- [JOB] Copy, from the entries below, each line in which the string "Commission" appears.

- [ITEMS]
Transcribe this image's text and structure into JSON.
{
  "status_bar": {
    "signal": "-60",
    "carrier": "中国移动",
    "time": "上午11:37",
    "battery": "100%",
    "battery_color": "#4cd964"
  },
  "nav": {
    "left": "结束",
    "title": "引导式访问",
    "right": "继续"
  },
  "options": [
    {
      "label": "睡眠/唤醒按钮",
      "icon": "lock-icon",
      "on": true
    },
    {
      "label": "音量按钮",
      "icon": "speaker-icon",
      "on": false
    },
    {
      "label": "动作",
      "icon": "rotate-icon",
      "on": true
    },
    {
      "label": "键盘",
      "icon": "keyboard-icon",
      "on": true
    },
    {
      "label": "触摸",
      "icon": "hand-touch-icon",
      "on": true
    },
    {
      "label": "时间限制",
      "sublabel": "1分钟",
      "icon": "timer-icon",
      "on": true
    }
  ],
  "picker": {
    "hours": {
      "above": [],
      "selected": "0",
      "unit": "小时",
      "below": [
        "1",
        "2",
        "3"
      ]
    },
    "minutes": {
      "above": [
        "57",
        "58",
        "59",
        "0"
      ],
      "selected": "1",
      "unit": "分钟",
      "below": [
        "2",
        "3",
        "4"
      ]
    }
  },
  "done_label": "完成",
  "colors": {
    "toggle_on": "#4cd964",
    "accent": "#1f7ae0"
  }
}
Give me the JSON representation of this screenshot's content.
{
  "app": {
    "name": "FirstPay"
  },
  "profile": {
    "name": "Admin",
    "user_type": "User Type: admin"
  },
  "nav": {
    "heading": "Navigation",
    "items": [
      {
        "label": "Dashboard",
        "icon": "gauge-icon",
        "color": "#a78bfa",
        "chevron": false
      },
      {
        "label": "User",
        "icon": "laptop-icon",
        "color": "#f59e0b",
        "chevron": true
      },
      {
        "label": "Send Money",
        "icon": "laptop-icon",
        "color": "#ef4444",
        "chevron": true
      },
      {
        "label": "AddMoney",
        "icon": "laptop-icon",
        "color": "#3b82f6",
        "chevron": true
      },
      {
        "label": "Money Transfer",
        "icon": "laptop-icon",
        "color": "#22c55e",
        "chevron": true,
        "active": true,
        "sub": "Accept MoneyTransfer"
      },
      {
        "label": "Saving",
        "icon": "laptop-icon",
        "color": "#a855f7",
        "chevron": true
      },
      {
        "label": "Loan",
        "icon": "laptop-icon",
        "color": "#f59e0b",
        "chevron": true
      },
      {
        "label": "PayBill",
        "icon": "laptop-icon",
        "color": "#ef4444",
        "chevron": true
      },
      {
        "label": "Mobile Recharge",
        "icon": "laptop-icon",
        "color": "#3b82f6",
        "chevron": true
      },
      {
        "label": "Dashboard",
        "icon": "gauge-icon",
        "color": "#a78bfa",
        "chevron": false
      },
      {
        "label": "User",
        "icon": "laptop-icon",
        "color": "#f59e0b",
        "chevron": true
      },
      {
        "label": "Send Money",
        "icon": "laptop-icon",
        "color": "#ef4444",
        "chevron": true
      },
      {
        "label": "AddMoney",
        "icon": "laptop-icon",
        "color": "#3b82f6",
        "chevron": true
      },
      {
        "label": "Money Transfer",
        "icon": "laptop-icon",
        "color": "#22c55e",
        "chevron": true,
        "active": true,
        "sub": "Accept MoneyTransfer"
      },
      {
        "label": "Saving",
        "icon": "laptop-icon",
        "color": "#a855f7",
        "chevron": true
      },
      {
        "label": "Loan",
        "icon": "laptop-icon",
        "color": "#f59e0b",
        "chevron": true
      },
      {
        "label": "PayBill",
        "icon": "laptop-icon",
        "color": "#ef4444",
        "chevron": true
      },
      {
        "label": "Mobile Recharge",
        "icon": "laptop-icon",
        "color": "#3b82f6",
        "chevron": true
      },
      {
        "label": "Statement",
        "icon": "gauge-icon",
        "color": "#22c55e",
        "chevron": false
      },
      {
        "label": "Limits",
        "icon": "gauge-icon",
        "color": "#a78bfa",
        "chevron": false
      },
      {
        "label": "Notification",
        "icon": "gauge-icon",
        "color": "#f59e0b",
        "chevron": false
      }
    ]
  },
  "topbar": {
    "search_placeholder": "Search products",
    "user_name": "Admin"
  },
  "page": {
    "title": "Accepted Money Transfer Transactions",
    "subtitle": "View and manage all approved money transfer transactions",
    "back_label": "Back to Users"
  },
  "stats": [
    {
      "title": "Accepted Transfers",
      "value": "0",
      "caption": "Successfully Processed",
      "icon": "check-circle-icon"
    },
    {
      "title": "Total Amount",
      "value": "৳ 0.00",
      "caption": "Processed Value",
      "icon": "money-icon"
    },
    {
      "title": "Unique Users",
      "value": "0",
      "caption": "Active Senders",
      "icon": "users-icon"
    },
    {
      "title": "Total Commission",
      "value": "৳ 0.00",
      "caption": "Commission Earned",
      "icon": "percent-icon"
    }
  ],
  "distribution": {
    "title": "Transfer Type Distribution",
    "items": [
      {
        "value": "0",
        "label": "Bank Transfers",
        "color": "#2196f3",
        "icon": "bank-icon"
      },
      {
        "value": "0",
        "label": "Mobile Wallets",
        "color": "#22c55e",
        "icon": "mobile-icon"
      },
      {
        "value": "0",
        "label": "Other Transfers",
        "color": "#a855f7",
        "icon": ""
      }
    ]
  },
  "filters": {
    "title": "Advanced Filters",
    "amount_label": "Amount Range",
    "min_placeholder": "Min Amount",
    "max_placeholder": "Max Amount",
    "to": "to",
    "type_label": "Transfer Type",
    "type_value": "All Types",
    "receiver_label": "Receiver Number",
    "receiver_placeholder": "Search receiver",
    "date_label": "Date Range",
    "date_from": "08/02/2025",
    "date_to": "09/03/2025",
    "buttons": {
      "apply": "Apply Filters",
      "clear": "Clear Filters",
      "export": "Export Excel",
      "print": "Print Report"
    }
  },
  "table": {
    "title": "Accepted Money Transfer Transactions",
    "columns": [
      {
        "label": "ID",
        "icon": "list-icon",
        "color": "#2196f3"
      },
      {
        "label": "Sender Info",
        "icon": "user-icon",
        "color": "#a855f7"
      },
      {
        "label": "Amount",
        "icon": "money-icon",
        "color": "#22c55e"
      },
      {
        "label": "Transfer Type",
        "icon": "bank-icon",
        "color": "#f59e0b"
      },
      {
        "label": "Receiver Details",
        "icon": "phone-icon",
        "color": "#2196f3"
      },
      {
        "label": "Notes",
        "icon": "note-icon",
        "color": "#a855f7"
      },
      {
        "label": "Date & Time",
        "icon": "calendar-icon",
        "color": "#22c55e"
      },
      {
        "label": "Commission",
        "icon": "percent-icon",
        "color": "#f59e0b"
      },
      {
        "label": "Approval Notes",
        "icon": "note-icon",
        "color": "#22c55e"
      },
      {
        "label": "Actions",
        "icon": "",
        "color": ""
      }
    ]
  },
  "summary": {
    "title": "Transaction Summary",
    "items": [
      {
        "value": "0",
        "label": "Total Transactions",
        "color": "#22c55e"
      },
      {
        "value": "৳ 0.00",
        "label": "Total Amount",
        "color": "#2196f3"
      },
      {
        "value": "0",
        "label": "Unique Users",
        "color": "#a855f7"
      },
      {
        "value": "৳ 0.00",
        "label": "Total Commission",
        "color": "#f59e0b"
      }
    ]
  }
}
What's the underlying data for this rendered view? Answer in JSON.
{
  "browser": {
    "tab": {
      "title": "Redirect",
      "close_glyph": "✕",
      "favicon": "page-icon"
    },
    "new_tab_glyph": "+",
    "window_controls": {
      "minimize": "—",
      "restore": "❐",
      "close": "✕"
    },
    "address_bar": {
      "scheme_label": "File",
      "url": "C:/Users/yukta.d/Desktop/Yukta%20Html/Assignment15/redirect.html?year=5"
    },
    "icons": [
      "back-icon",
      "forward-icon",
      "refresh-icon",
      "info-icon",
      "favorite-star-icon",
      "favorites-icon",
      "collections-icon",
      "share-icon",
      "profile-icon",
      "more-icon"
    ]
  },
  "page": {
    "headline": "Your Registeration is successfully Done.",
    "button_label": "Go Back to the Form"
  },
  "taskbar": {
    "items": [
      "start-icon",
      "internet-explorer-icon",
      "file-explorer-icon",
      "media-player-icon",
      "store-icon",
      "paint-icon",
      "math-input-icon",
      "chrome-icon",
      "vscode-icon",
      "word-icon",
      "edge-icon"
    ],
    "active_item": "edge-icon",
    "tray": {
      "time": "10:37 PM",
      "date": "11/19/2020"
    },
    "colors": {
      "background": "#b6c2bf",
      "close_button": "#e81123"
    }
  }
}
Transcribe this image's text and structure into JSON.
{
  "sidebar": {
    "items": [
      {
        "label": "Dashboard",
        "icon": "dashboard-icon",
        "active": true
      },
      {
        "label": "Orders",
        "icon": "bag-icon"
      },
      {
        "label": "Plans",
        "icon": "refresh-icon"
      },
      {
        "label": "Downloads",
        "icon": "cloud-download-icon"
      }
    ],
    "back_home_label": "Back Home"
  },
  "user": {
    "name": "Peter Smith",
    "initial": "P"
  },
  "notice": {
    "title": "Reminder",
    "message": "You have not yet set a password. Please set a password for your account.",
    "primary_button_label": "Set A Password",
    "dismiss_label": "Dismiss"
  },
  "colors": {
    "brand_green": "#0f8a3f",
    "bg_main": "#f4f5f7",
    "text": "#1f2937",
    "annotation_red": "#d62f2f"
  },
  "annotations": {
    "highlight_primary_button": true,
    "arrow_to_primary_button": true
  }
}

- [WRITTEN RESPONSE]
      "title": "Total Commission",
      "caption": "Commission Earned",
        "label": "Commission",
        "label": "Total Commission",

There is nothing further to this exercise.